WHAT TO DO -
Copy, from the entries below, each line in which the string "精心组织" appears.

STORED ROWS -

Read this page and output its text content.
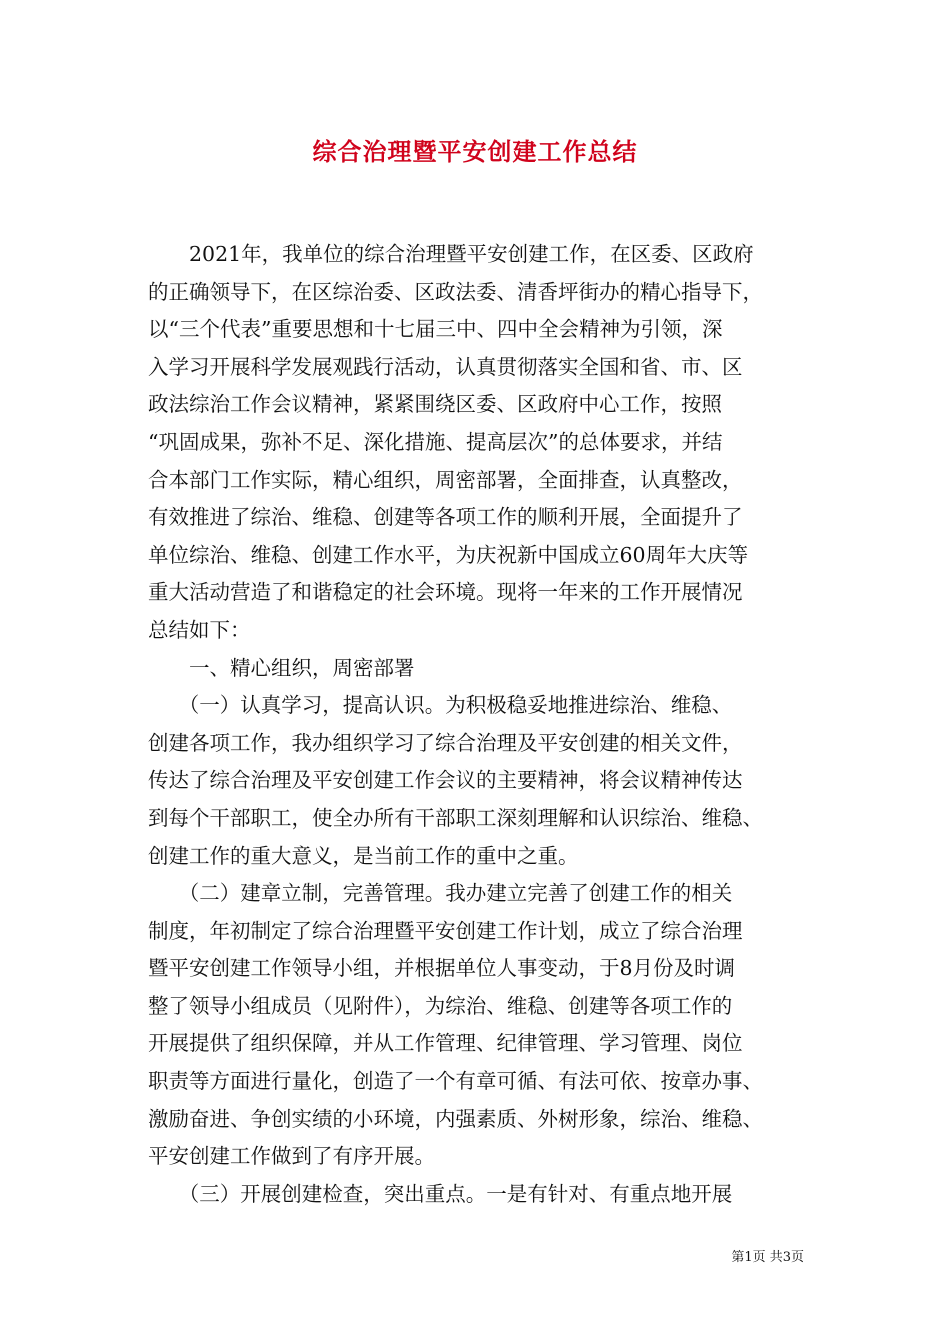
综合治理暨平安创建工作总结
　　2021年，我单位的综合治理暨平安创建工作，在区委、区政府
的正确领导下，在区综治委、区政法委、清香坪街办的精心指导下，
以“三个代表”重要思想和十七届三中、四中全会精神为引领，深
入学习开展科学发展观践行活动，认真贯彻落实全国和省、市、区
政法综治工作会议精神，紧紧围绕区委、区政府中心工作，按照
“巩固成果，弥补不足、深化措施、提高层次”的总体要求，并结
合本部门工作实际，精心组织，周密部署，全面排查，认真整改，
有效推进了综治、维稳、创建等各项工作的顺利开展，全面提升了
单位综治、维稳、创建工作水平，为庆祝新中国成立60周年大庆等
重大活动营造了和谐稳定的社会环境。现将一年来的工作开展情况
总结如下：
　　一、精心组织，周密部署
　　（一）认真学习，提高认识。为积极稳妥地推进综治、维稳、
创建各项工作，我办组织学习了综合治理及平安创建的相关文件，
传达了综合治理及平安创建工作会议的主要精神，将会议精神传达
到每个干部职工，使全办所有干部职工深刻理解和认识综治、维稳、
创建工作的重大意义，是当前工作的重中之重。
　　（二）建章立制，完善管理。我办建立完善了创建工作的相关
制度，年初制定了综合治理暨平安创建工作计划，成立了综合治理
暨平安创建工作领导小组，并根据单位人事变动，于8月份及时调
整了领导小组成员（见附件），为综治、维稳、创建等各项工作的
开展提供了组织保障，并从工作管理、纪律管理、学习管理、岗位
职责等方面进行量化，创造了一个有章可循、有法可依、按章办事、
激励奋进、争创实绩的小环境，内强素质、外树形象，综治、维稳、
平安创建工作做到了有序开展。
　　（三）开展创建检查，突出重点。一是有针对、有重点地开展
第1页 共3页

RESPONSE -
合本部门工作实际，精心组织，周密部署，全面排查，认真整改，
　　一、精心组织，周密部署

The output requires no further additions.